### Objective
Hunt for the word "HERNANDEZ" across the entries below, copying each line that holds it.

### Supplied material
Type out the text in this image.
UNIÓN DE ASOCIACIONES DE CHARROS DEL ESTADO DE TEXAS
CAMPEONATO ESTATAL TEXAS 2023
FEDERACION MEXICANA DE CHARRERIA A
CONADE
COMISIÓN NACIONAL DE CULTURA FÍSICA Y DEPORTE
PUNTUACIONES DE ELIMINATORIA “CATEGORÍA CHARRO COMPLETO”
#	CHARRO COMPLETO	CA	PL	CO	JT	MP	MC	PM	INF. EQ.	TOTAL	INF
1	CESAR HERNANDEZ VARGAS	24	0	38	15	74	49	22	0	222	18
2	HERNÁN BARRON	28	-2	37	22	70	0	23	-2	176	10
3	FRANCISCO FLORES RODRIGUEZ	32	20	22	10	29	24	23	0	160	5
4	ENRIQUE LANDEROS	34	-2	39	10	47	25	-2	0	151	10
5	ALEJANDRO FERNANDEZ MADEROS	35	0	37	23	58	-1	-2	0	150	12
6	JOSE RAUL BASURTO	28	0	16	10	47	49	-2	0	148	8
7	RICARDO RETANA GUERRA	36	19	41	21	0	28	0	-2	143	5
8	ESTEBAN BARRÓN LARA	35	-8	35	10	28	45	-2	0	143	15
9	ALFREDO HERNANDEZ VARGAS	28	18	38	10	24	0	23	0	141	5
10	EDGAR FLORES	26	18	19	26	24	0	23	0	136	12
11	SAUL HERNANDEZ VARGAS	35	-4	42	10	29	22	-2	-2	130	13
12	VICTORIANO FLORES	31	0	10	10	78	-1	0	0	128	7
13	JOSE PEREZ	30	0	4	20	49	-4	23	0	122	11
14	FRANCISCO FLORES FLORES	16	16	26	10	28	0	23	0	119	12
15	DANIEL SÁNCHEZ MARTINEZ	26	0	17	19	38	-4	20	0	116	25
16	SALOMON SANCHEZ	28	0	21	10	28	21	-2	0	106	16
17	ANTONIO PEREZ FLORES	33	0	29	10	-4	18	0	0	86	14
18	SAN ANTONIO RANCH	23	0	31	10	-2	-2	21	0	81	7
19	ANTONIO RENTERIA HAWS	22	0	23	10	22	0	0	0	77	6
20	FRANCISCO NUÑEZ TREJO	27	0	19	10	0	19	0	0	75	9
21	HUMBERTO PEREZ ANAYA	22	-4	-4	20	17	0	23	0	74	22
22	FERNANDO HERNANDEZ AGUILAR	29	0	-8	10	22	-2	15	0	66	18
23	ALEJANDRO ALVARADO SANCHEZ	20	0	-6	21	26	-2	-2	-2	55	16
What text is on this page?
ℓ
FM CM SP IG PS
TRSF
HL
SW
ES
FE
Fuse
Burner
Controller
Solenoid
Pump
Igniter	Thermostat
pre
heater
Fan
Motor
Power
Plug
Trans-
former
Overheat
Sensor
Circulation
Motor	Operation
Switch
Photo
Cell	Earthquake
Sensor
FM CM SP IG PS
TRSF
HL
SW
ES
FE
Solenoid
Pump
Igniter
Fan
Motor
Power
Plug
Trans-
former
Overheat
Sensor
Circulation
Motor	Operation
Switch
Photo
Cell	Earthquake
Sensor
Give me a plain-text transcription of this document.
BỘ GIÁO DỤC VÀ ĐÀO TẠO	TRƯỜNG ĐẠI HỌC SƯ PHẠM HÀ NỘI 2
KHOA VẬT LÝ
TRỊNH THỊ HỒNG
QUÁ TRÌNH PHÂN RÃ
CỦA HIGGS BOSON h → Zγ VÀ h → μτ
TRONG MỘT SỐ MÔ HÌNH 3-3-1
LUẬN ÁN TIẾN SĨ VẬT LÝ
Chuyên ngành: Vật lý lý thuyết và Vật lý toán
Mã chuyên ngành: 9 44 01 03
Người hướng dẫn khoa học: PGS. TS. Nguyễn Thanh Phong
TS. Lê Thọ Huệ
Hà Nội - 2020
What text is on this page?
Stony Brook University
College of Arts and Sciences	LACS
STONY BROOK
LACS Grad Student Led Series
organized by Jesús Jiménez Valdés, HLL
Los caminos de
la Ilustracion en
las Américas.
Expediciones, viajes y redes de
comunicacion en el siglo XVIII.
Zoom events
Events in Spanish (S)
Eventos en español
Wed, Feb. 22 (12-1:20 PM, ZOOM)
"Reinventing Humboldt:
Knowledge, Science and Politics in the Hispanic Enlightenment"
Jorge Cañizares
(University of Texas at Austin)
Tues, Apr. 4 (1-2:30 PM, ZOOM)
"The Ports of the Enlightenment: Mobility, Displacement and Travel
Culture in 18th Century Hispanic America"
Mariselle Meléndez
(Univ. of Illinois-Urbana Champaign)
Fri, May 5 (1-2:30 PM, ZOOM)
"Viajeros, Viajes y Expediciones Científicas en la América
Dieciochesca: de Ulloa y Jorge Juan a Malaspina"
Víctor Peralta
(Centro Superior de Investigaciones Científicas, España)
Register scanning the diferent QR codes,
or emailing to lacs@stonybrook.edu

### Exercise result
1	CESAR HERNANDEZ VARGAS	24	0	38	15	74	49	22	0	222	18
9	ALFREDO HERNANDEZ VARGAS	28	18	38	10	24	0	23	0	141	5
11	SAUL HERNANDEZ VARGAS	35	-4	42	10	29	22	-2	-2	130	13
22	FERNANDO HERNANDEZ AGUILAR	29	0	-8	10	22	-2	15	0	66	18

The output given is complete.